Entries from a visual dataset:
— begin —

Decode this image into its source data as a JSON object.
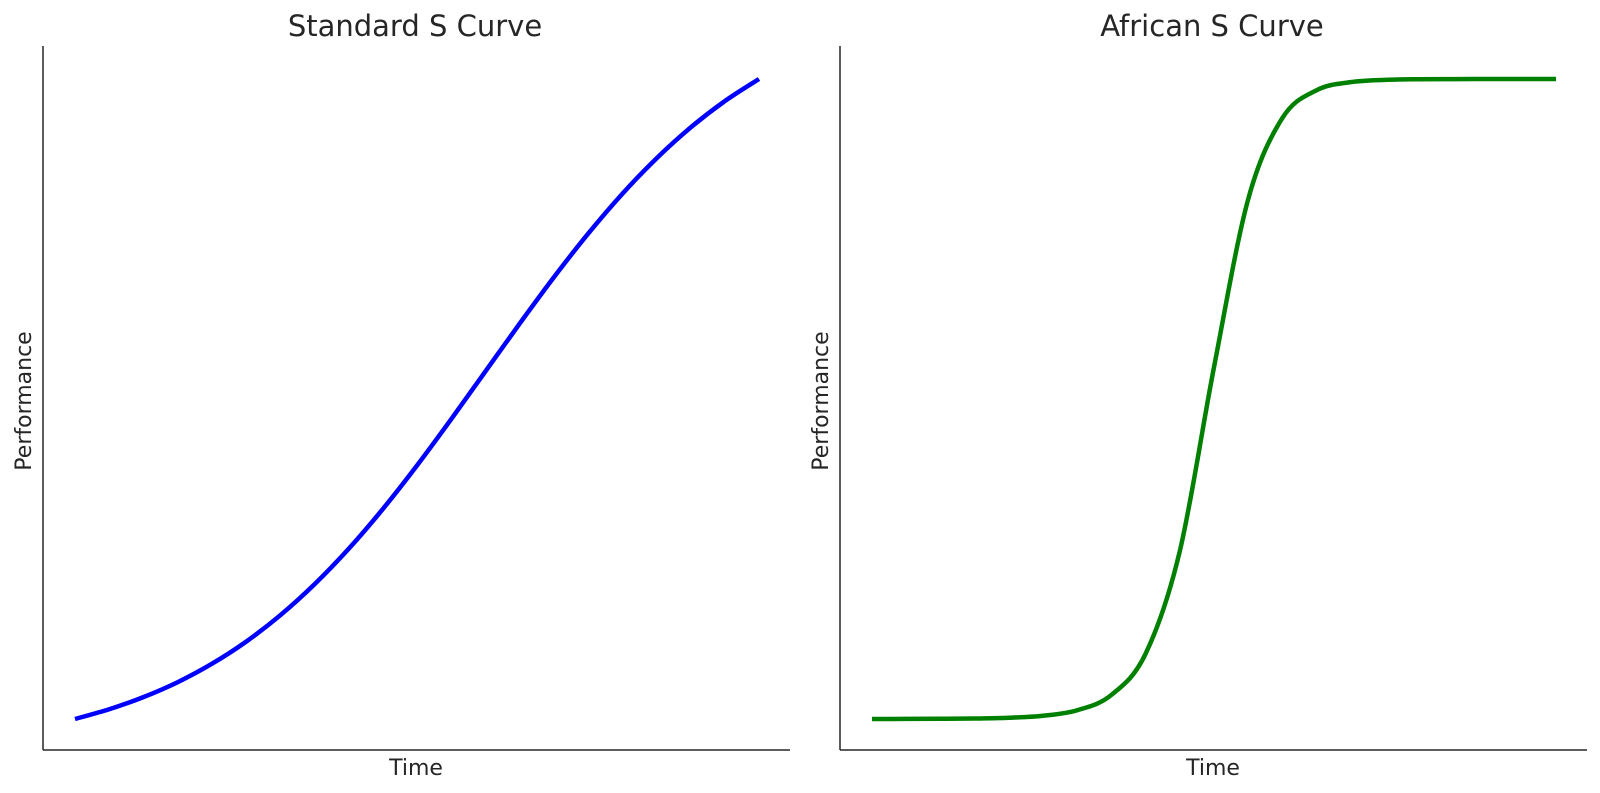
{
  "chart_data": [
    {
      "type": "line",
      "title": "Standard S Curve",
      "xlabel": "Time",
      "ylabel": "Performance",
      "xticks": "hidden",
      "yticks": "hidden",
      "grid": false,
      "x": [
        0,
        0.5,
        1,
        1.5,
        2,
        2.5,
        3,
        3.5,
        4,
        4.5,
        5,
        5.5,
        6,
        6.5,
        7,
        7.5,
        8,
        8.5,
        9,
        9.5,
        10
      ],
      "series": [
        {
          "color": "#0000ff",
          "values": [
            0.0474,
            0.0601,
            0.0759,
            0.0953,
            0.1192,
            0.148,
            0.1824,
            0.2227,
            0.2689,
            0.3208,
            0.3775,
            0.4378,
            0.5,
            0.5622,
            0.6225,
            0.6792,
            0.7311,
            0.7773,
            0.8176,
            0.852,
            0.8808
          ]
        }
      ]
    },
    {
      "type": "line",
      "title": "African S Curve",
      "xlabel": "Time",
      "ylabel": "Performance",
      "xticks": "hidden",
      "yticks": "hidden",
      "grid": false,
      "x": [
        0,
        0.5,
        1,
        1.5,
        2,
        2.5,
        3,
        3.5,
        4,
        4.5,
        5,
        5.5,
        6,
        6.5,
        7,
        7.5,
        8,
        8.5,
        9,
        9.5,
        10
      ],
      "series": [
        {
          "color": "#008000",
          "values": [
            0.0474,
            0.0475,
            0.0477,
            0.0481,
            0.0492,
            0.0521,
            0.0601,
            0.0822,
            0.1418,
            0.2903,
            0.5564,
            0.7994,
            0.9169,
            0.9571,
            0.9688,
            0.9721,
            0.973,
            0.9732,
            0.9733,
            0.9733,
            0.9733
          ]
        }
      ]
    }
  ]
}
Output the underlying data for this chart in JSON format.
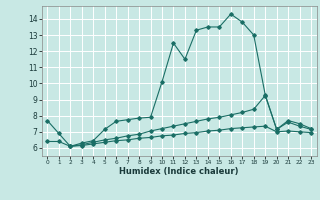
{
  "xlabel": "Humidex (Indice chaleur)",
  "xlim": [
    -0.5,
    23.5
  ],
  "ylim": [
    5.5,
    14.8
  ],
  "yticks": [
    6,
    7,
    8,
    9,
    10,
    11,
    12,
    13,
    14
  ],
  "xticks": [
    0,
    1,
    2,
    3,
    4,
    5,
    6,
    7,
    8,
    9,
    10,
    11,
    12,
    13,
    14,
    15,
    16,
    17,
    18,
    19,
    20,
    21,
    22,
    23
  ],
  "background_color": "#c8e8e4",
  "grid_color": "#ffffff",
  "line_color": "#1a6e65",
  "lines": [
    {
      "x": [
        0,
        1,
        2,
        3,
        4,
        5,
        6,
        7,
        8,
        9,
        10,
        11,
        12,
        13,
        14,
        15,
        16,
        17,
        18,
        19,
        20,
        21,
        22,
        23
      ],
      "y": [
        7.7,
        6.9,
        6.1,
        6.3,
        6.45,
        7.15,
        7.65,
        7.75,
        7.85,
        7.9,
        10.1,
        12.5,
        11.5,
        13.3,
        13.5,
        13.5,
        14.3,
        13.8,
        13.0,
        9.3,
        7.15,
        7.7,
        7.5,
        7.2
      ]
    },
    {
      "x": [
        2,
        3,
        4,
        5,
        6,
        7,
        8,
        9,
        10,
        11,
        12,
        13,
        14,
        15,
        16,
        17,
        18,
        19,
        20,
        21,
        22,
        23
      ],
      "y": [
        6.1,
        6.2,
        6.35,
        6.5,
        6.6,
        6.75,
        6.85,
        7.05,
        7.2,
        7.35,
        7.5,
        7.65,
        7.8,
        7.9,
        8.05,
        8.2,
        8.4,
        9.25,
        7.15,
        7.6,
        7.35,
        7.15
      ]
    },
    {
      "x": [
        0,
        1,
        2,
        3,
        4,
        5,
        6,
        7,
        8,
        9,
        10,
        11,
        12,
        13,
        14,
        15,
        16,
        17,
        18,
        19,
        20,
        21,
        22,
        23
      ],
      "y": [
        6.4,
        6.4,
        6.1,
        6.15,
        6.25,
        6.35,
        6.45,
        6.5,
        6.6,
        6.65,
        6.75,
        6.8,
        6.9,
        6.95,
        7.05,
        7.1,
        7.2,
        7.25,
        7.3,
        7.35,
        7.0,
        7.05,
        7.0,
        6.95
      ]
    }
  ]
}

— end —

Directions: Pictures are excluded; repeat every record exactly.

Correct result:
Decode this image into its source data as a JSON object.
{
  "chart_data": [
    {
      "type": "line",
      "title": "Standard S Curve",
      "xlabel": "Time",
      "ylabel": "Performance",
      "xticks": "hidden",
      "yticks": "hidden",
      "grid": false,
      "x": [
        0,
        0.5,
        1,
        1.5,
        2,
        2.5,
        3,
        3.5,
        4,
        4.5,
        5,
        5.5,
        6,
        6.5,
        7,
        7.5,
        8,
        8.5,
        9,
        9.5,
        10
      ],
      "series": [
        {
          "color": "#0000ff",
          "values": [
            0.0474,
            0.0601,
            0.0759,
            0.0953,
            0.1192,
            0.148,
            0.1824,
            0.2227,
            0.2689,
            0.3208,
            0.3775,
            0.4378,
            0.5,
            0.5622,
            0.6225,
            0.6792,
            0.7311,
            0.7773,
            0.8176,
            0.852,
            0.8808
          ]
        }
      ]
    },
    {
      "type": "line",
      "title": "African S Curve",
      "xlabel": "Time",
      "ylabel": "Performance",
      "xticks": "hidden",
      "yticks": "hidden",
      "grid": false,
      "x": [
        0,
        0.5,
        1,
        1.5,
        2,
        2.5,
        3,
        3.5,
        4,
        4.5,
        5,
        5.5,
        6,
        6.5,
        7,
        7.5,
        8,
        8.5,
        9,
        9.5,
        10
      ],
      "series": [
        {
          "color": "#008000",
          "values": [
            0.0474,
            0.0475,
            0.0477,
            0.0481,
            0.0492,
            0.0521,
            0.0601,
            0.0822,
            0.1418,
            0.2903,
            0.5564,
            0.7994,
            0.9169,
            0.9571,
            0.9688,
            0.9721,
            0.973,
            0.9732,
            0.9733,
            0.9733,
            0.9733
          ]
        }
      ]
    }
  ]
}
Output the underlying data for this chart in JSON format.
{
  "xlabel": "Humidex (Indice chaleur)",
  "xlim": [
    -0.5,
    23.5
  ],
  "ylim": [
    5.5,
    14.8
  ],
  "yticks": [
    6,
    7,
    8,
    9,
    10,
    11,
    12,
    13,
    14
  ],
  "xticks": [
    0,
    1,
    2,
    3,
    4,
    5,
    6,
    7,
    8,
    9,
    10,
    11,
    12,
    13,
    14,
    15,
    16,
    17,
    18,
    19,
    20,
    21,
    22,
    23
  ],
  "background_color": "#c8e8e4",
  "grid_color": "#ffffff",
  "line_color": "#1a6e65",
  "lines": [
    {
      "x": [
        0,
        1,
        2,
        3,
        4,
        5,
        6,
        7,
        8,
        9,
        10,
        11,
        12,
        13,
        14,
        15,
        16,
        17,
        18,
        19,
        20,
        21,
        22,
        23
      ],
      "y": [
        7.7,
        6.9,
        6.1,
        6.3,
        6.45,
        7.15,
        7.65,
        7.75,
        7.85,
        7.9,
        10.1,
        12.5,
        11.5,
        13.3,
        13.5,
        13.5,
        14.3,
        13.8,
        13.0,
        9.3,
        7.15,
        7.7,
        7.5,
        7.2
      ]
    },
    {
      "x": [
        2,
        3,
        4,
        5,
        6,
        7,
        8,
        9,
        10,
        11,
        12,
        13,
        14,
        15,
        16,
        17,
        18,
        19,
        20,
        21,
        22,
        23
      ],
      "y": [
        6.1,
        6.2,
        6.35,
        6.5,
        6.6,
        6.75,
        6.85,
        7.05,
        7.2,
        7.35,
        7.5,
        7.65,
        7.8,
        7.9,
        8.05,
        8.2,
        8.4,
        9.25,
        7.15,
        7.6,
        7.35,
        7.15
      ]
    },
    {
      "x": [
        0,
        1,
        2,
        3,
        4,
        5,
        6,
        7,
        8,
        9,
        10,
        11,
        12,
        13,
        14,
        15,
        16,
        17,
        18,
        19,
        20,
        21,
        22,
        23
      ],
      "y": [
        6.4,
        6.4,
        6.1,
        6.15,
        6.25,
        6.35,
        6.45,
        6.5,
        6.6,
        6.65,
        6.75,
        6.8,
        6.9,
        6.95,
        7.05,
        7.1,
        7.2,
        7.25,
        7.3,
        7.35,
        7.0,
        7.05,
        7.0,
        6.95
      ]
    }
  ]
}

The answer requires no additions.